**Raw records:**
========================

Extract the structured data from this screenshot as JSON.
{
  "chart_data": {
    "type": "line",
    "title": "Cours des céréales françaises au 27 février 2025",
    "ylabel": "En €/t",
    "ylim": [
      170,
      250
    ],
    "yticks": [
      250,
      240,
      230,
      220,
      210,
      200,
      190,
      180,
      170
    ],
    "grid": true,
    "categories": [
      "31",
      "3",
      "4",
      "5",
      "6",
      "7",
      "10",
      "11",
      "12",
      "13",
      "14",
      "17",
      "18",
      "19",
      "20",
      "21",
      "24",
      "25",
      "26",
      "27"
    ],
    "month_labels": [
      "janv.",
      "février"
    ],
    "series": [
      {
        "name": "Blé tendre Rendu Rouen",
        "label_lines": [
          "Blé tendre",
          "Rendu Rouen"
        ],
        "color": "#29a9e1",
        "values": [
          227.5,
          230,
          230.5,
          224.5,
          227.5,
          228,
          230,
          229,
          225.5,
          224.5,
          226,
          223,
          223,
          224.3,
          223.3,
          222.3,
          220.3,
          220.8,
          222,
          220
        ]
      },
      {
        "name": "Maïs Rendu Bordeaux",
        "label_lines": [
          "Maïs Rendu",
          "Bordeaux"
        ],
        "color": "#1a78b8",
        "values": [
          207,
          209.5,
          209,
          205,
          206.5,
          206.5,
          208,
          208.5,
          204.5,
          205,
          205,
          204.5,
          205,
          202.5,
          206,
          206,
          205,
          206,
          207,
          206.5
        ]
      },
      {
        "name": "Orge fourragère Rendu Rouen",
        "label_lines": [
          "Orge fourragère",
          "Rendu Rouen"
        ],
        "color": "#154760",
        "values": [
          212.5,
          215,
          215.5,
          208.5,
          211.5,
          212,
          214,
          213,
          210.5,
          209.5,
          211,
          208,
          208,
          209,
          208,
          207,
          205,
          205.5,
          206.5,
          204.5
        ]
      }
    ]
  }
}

========================

**What to work on:**
Once more, set down the full listing, verbatim.

**Result for this task:**
Extract the structured data from this screenshot as JSON.
{
  "chart_data": {
    "type": "line",
    "title": "Cours des céréales françaises au 27 février 2025",
    "ylabel": "En €/t",
    "ylim": [
      170,
      250
    ],
    "yticks": [
      250,
      240,
      230,
      220,
      210,
      200,
      190,
      180,
      170
    ],
    "grid": true,
    "categories": [
      "31",
      "3",
      "4",
      "5",
      "6",
      "7",
      "10",
      "11",
      "12",
      "13",
      "14",
      "17",
      "18",
      "19",
      "20",
      "21",
      "24",
      "25",
      "26",
      "27"
    ],
    "month_labels": [
      "janv.",
      "février"
    ],
    "series": [
      {
        "name": "Blé tendre Rendu Rouen",
        "label_lines": [
          "Blé tendre",
          "Rendu Rouen"
        ],
        "color": "#29a9e1",
        "values": [
          227.5,
          230,
          230.5,
          224.5,
          227.5,
          228,
          230,
          229,
          225.5,
          224.5,
          226,
          223,
          223,
          224.3,
          223.3,
          222.3,
          220.3,
          220.8,
          222,
          220
        ]
      },
      {
        "name": "Maïs Rendu Bordeaux",
        "label_lines": [
          "Maïs Rendu",
          "Bordeaux"
        ],
        "color": "#1a78b8",
        "values": [
          207,
          209.5,
          209,
          205,
          206.5,
          206.5,
          208,
          208.5,
          204.5,
          205,
          205,
          204.5,
          205,
          202.5,
          206,
          206,
          205,
          206,
          207,
          206.5
        ]
      },
      {
        "name": "Orge fourragère Rendu Rouen",
        "label_lines": [
          "Orge fourragère",
          "Rendu Rouen"
        ],
        "color": "#154760",
        "values": [
          212.5,
          215,
          215.5,
          208.5,
          211.5,
          212,
          214,
          213,
          210.5,
          209.5,
          211,
          208,
          208,
          209,
          208,
          207,
          205,
          205.5,
          206.5,
          204.5
        ]
      }
    ]
  }
}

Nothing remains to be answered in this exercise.